Could you transcribe the material below exactly, without leaving out a single line?

* begin *

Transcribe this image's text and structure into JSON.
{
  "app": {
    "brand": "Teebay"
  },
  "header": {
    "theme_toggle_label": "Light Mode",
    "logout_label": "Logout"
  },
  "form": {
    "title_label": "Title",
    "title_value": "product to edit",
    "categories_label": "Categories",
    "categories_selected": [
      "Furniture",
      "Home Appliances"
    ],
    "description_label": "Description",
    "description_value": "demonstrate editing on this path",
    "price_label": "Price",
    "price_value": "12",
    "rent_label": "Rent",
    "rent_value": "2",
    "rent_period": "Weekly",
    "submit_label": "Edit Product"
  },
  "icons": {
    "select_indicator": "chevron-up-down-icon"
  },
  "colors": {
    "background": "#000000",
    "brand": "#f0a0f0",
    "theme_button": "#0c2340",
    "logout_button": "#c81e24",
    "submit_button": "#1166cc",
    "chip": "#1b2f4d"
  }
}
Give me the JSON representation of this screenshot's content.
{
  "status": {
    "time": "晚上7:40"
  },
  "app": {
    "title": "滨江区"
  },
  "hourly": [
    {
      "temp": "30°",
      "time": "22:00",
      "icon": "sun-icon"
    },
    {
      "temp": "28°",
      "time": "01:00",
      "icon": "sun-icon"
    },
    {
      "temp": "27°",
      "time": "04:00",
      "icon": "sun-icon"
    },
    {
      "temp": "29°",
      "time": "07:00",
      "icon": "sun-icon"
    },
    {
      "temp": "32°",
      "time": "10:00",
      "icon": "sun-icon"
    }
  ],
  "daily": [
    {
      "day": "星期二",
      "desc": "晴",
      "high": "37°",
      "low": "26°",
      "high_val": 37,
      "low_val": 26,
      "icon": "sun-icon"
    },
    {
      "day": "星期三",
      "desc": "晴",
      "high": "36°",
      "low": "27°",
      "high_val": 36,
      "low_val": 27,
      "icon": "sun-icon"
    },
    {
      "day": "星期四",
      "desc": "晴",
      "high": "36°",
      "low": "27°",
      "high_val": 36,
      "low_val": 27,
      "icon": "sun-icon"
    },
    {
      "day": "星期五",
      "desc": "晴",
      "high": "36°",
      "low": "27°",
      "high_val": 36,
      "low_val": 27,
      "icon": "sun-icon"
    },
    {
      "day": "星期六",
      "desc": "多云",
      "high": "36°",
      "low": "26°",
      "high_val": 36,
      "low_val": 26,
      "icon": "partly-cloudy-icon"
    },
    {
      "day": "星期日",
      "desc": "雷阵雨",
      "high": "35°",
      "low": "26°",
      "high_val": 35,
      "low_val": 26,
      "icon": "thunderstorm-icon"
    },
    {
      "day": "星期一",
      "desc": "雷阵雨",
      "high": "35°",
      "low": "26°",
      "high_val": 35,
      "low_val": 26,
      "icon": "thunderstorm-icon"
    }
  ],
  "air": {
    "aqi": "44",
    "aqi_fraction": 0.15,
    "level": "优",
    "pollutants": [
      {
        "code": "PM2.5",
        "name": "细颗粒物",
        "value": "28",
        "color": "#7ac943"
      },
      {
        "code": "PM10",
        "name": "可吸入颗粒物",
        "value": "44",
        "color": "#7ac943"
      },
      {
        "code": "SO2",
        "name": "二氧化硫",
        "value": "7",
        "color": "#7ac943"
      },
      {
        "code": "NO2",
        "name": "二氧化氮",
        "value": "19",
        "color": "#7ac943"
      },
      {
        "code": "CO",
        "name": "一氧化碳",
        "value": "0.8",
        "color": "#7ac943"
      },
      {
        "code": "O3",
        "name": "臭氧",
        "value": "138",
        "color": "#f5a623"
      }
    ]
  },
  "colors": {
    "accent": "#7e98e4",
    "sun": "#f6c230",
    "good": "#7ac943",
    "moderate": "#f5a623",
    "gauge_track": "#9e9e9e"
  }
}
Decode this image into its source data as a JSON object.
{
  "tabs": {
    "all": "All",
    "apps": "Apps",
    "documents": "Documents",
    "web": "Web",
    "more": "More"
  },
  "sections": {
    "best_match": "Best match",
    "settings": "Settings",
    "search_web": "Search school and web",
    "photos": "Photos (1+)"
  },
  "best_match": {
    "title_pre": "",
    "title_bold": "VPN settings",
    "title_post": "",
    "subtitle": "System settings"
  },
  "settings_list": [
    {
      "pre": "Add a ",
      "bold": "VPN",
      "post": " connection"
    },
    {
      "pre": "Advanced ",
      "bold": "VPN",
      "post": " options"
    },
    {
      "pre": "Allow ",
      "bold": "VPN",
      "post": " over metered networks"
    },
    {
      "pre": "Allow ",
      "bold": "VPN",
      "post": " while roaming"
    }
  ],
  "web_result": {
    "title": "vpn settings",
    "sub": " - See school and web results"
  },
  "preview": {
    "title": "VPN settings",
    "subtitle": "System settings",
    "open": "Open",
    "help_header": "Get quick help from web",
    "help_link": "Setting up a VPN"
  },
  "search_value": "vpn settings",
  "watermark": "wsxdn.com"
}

* end *

▸ **FINAL ANSWER**
Transcribe this image's text and structure into JSON.
{
  "app": {
    "brand": "Teebay"
  },
  "header": {
    "theme_toggle_label": "Light Mode",
    "logout_label": "Logout"
  },
  "form": {
    "title_label": "Title",
    "title_value": "product to edit",
    "categories_label": "Categories",
    "categories_selected": [
      "Furniture",
      "Home Appliances"
    ],
    "description_label": "Description",
    "description_value": "demonstrate editing on this path",
    "price_label": "Price",
    "price_value": "12",
    "rent_label": "Rent",
    "rent_value": "2",
    "rent_period": "Weekly",
    "submit_label": "Edit Product"
  },
  "icons": {
    "select_indicator": "chevron-up-down-icon"
  },
  "colors": {
    "background": "#000000",
    "brand": "#f0a0f0",
    "theme_button": "#0c2340",
    "logout_button": "#c81e24",
    "submit_button": "#1166cc",
    "chip": "#1b2f4d"
  }
}
Give me the JSON representation of this screenshot's content.
{
  "status": {
    "time": "晚上7:40"
  },
  "app": {
    "title": "滨江区"
  },
  "hourly": [
    {
      "temp": "30°",
      "time": "22:00",
      "icon": "sun-icon"
    },
    {
      "temp": "28°",
      "time": "01:00",
      "icon": "sun-icon"
    },
    {
      "temp": "27°",
      "time": "04:00",
      "icon": "sun-icon"
    },
    {
      "temp": "29°",
      "time": "07:00",
      "icon": "sun-icon"
    },
    {
      "temp": "32°",
      "time": "10:00",
      "icon": "sun-icon"
    }
  ],
  "daily": [
    {
      "day": "星期二",
      "desc": "晴",
      "high": "37°",
      "low": "26°",
      "high_val": 37,
      "low_val": 26,
      "icon": "sun-icon"
    },
    {
      "day": "星期三",
      "desc": "晴",
      "high": "36°",
      "low": "27°",
      "high_val": 36,
      "low_val": 27,
      "icon": "sun-icon"
    },
    {
      "day": "星期四",
      "desc": "晴",
      "high": "36°",
      "low": "27°",
      "high_val": 36,
      "low_val": 27,
      "icon": "sun-icon"
    },
    {
      "day": "星期五",
      "desc": "晴",
      "high": "36°",
      "low": "27°",
      "high_val": 36,
      "low_val": 27,
      "icon": "sun-icon"
    },
    {
      "day": "星期六",
      "desc": "多云",
      "high": "36°",
      "low": "26°",
      "high_val": 36,
      "low_val": 26,
      "icon": "partly-cloudy-icon"
    },
    {
      "day": "星期日",
      "desc": "雷阵雨",
      "high": "35°",
      "low": "26°",
      "high_val": 35,
      "low_val": 26,
      "icon": "thunderstorm-icon"
    },
    {
      "day": "星期一",
      "desc": "雷阵雨",
      "high": "35°",
      "low": "26°",
      "high_val": 35,
      "low_val": 26,
      "icon": "thunderstorm-icon"
    }
  ],
  "air": {
    "aqi": "44",
    "aqi_fraction": 0.15,
    "level": "优",
    "pollutants": [
      {
        "code": "PM2.5",
        "name": "细颗粒物",
        "value": "28",
        "color": "#7ac943"
      },
      {
        "code": "PM10",
        "name": "可吸入颗粒物",
        "value": "44",
        "color": "#7ac943"
      },
      {
        "code": "SO2",
        "name": "二氧化硫",
        "value": "7",
        "color": "#7ac943"
      },
      {
        "code": "NO2",
        "name": "二氧化氮",
        "value": "19",
        "color": "#7ac943"
      },
      {
        "code": "CO",
        "name": "一氧化碳",
        "value": "0.8",
        "color": "#7ac943"
      },
      {
        "code": "O3",
        "name": "臭氧",
        "value": "138",
        "color": "#f5a623"
      }
    ]
  },
  "colors": {
    "accent": "#7e98e4",
    "sun": "#f6c230",
    "good": "#7ac943",
    "moderate": "#f5a623",
    "gauge_track": "#9e9e9e"
  }
}
Decode this image into its source data as a JSON object.
{
  "tabs": {
    "all": "All",
    "apps": "Apps",
    "documents": "Documents",
    "web": "Web",
    "more": "More"
  },
  "sections": {
    "best_match": "Best match",
    "settings": "Settings",
    "search_web": "Search school and web",
    "photos": "Photos (1+)"
  },
  "best_match": {
    "title_pre": "",
    "title_bold": "VPN settings",
    "title_post": "",
    "subtitle": "System settings"
  },
  "settings_list": [
    {
      "pre": "Add a ",
      "bold": "VPN",
      "post": " connection"
    },
    {
      "pre": "Advanced ",
      "bold": "VPN",
      "post": " options"
    },
    {
      "pre": "Allow ",
      "bold": "VPN",
      "post": " over metered networks"
    },
    {
      "pre": "Allow ",
      "bold": "VPN",
      "post": " while roaming"
    }
  ],
  "web_result": {
    "title": "vpn settings",
    "sub": " - See school and web results"
  },
  "preview": {
    "title": "VPN settings",
    "subtitle": "System settings",
    "open": "Open",
    "help_header": "Get quick help from web",
    "help_link": "Setting up a VPN"
  },
  "search_value": "vpn settings",
  "watermark": "wsxdn.com"
}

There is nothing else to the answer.